Print the entries verbatim, leaving out the images they contain.
■ ■ ■ ■ ■
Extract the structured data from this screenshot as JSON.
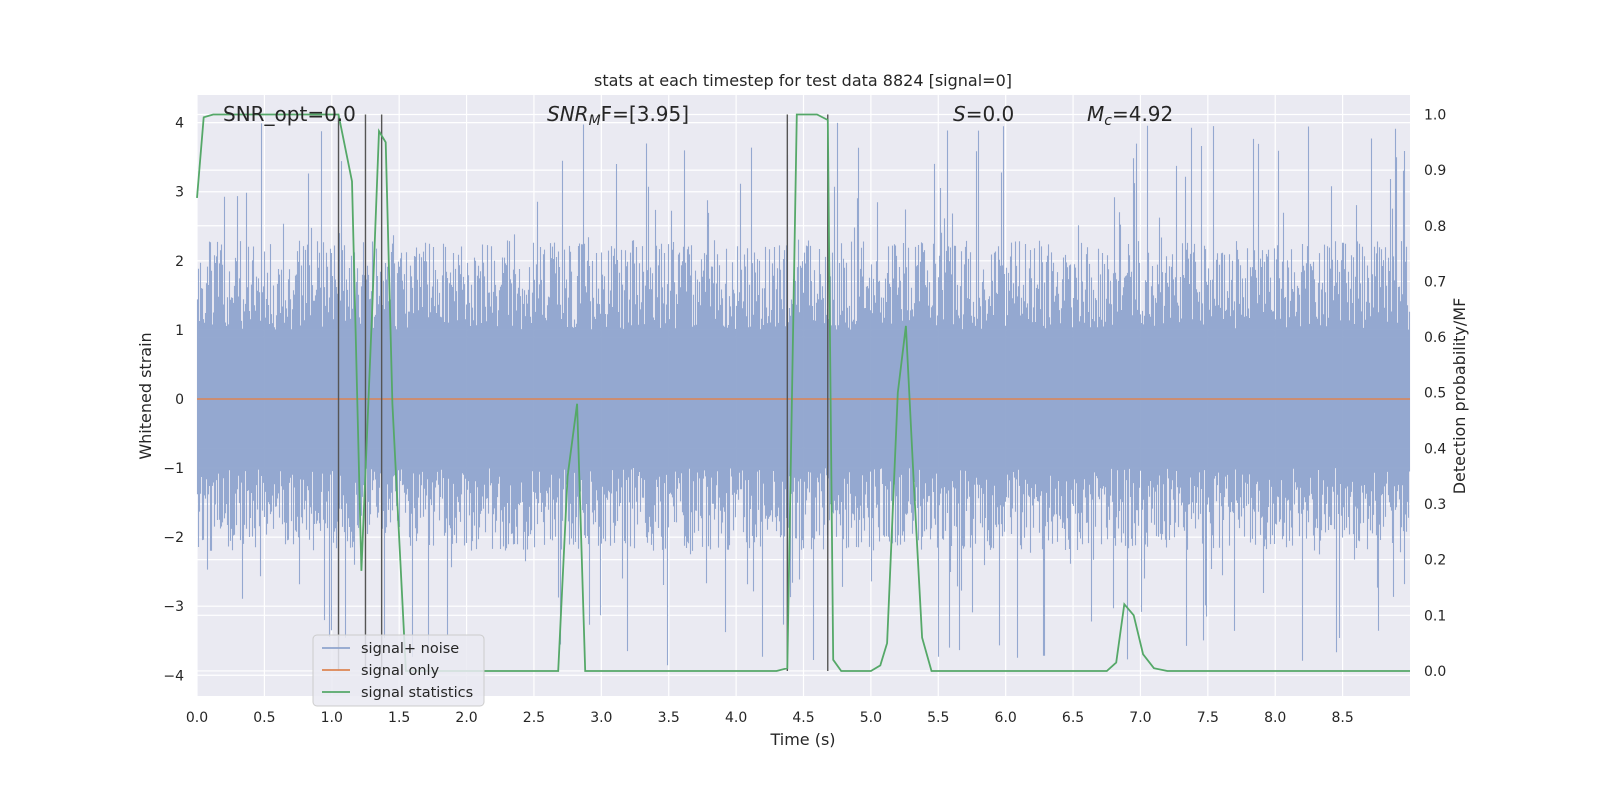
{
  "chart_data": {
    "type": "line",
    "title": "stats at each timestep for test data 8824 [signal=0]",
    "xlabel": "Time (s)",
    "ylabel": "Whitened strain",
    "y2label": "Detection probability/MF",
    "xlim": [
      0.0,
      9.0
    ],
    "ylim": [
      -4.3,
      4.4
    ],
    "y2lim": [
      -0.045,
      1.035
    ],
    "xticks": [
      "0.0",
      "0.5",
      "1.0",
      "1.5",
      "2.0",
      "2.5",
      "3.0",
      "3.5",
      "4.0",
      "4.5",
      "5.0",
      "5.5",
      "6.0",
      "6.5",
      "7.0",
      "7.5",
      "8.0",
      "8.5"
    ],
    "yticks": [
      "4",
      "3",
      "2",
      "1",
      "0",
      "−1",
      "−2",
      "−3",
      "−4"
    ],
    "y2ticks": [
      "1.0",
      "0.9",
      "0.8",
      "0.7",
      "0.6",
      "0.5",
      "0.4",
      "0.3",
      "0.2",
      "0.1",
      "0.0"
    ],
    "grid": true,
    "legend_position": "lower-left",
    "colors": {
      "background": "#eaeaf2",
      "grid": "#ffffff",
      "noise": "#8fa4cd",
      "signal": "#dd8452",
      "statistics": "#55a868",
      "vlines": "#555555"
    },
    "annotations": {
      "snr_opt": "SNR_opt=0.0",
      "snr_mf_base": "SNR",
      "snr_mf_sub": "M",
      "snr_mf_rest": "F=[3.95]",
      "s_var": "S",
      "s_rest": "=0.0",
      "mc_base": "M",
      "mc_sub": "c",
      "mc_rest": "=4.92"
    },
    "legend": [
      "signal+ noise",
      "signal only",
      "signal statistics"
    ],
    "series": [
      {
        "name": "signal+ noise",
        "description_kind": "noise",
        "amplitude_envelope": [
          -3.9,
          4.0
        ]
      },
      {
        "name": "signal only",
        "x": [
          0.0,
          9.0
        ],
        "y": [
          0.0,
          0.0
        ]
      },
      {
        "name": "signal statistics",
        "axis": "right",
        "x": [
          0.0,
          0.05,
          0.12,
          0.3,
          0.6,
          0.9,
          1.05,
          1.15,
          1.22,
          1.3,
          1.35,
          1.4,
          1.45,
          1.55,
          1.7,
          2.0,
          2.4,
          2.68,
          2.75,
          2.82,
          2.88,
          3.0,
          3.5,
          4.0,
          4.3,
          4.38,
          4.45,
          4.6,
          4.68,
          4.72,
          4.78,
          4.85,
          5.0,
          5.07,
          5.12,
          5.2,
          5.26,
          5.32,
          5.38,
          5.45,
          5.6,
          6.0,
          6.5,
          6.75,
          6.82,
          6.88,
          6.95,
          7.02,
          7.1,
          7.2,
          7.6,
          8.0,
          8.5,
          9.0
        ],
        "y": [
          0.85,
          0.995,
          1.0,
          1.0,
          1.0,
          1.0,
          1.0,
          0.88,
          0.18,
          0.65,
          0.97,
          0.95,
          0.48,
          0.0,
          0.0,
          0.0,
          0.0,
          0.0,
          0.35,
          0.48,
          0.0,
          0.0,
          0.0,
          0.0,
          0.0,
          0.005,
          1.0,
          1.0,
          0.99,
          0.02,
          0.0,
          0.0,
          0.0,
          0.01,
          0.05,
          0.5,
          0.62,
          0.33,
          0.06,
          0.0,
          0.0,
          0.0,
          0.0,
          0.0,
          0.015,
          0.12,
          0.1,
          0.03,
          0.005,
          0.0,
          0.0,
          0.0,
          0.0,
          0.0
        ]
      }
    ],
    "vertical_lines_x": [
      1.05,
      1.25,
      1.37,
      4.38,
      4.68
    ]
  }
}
■ ■ ■ ■ ■
RESULT OF THIS EXERCISE -
Extract the structured data from this screenshot as JSON.
{
  "chart_data": {
    "type": "line",
    "title": "stats at each timestep for test data 8824 [signal=0]",
    "xlabel": "Time (s)",
    "ylabel": "Whitened strain",
    "y2label": "Detection probability/MF",
    "xlim": [
      0.0,
      9.0
    ],
    "ylim": [
      -4.3,
      4.4
    ],
    "y2lim": [
      -0.045,
      1.035
    ],
    "xticks": [
      "0.0",
      "0.5",
      "1.0",
      "1.5",
      "2.0",
      "2.5",
      "3.0",
      "3.5",
      "4.0",
      "4.5",
      "5.0",
      "5.5",
      "6.0",
      "6.5",
      "7.0",
      "7.5",
      "8.0",
      "8.5"
    ],
    "yticks": [
      "4",
      "3",
      "2",
      "1",
      "0",
      "−1",
      "−2",
      "−3",
      "−4"
    ],
    "y2ticks": [
      "1.0",
      "0.9",
      "0.8",
      "0.7",
      "0.6",
      "0.5",
      "0.4",
      "0.3",
      "0.2",
      "0.1",
      "0.0"
    ],
    "grid": true,
    "legend_position": "lower-left",
    "colors": {
      "background": "#eaeaf2",
      "grid": "#ffffff",
      "noise": "#8fa4cd",
      "signal": "#dd8452",
      "statistics": "#55a868",
      "vlines": "#555555"
    },
    "annotations": {
      "snr_opt": "SNR_opt=0.0",
      "snr_mf_base": "SNR",
      "snr_mf_sub": "M",
      "snr_mf_rest": "F=[3.95]",
      "s_var": "S",
      "s_rest": "=0.0",
      "mc_base": "M",
      "mc_sub": "c",
      "mc_rest": "=4.92"
    },
    "legend": [
      "signal+ noise",
      "signal only",
      "signal statistics"
    ],
    "series": [
      {
        "name": "signal+ noise",
        "description_kind": "noise",
        "amplitude_envelope": [
          -3.9,
          4.0
        ]
      },
      {
        "name": "signal only",
        "x": [
          0.0,
          9.0
        ],
        "y": [
          0.0,
          0.0
        ]
      },
      {
        "name": "signal statistics",
        "axis": "right",
        "x": [
          0.0,
          0.05,
          0.12,
          0.3,
          0.6,
          0.9,
          1.05,
          1.15,
          1.22,
          1.3,
          1.35,
          1.4,
          1.45,
          1.55,
          1.7,
          2.0,
          2.4,
          2.68,
          2.75,
          2.82,
          2.88,
          3.0,
          3.5,
          4.0,
          4.3,
          4.38,
          4.45,
          4.6,
          4.68,
          4.72,
          4.78,
          4.85,
          5.0,
          5.07,
          5.12,
          5.2,
          5.26,
          5.32,
          5.38,
          5.45,
          5.6,
          6.0,
          6.5,
          6.75,
          6.82,
          6.88,
          6.95,
          7.02,
          7.1,
          7.2,
          7.6,
          8.0,
          8.5,
          9.0
        ],
        "y": [
          0.85,
          0.995,
          1.0,
          1.0,
          1.0,
          1.0,
          1.0,
          0.88,
          0.18,
          0.65,
          0.97,
          0.95,
          0.48,
          0.0,
          0.0,
          0.0,
          0.0,
          0.0,
          0.35,
          0.48,
          0.0,
          0.0,
          0.0,
          0.0,
          0.0,
          0.005,
          1.0,
          1.0,
          0.99,
          0.02,
          0.0,
          0.0,
          0.0,
          0.01,
          0.05,
          0.5,
          0.62,
          0.33,
          0.06,
          0.0,
          0.0,
          0.0,
          0.0,
          0.0,
          0.015,
          0.12,
          0.1,
          0.03,
          0.005,
          0.0,
          0.0,
          0.0,
          0.0,
          0.0
        ]
      }
    ],
    "vertical_lines_x": [
      1.05,
      1.25,
      1.37,
      4.38,
      4.68
    ]
  }
}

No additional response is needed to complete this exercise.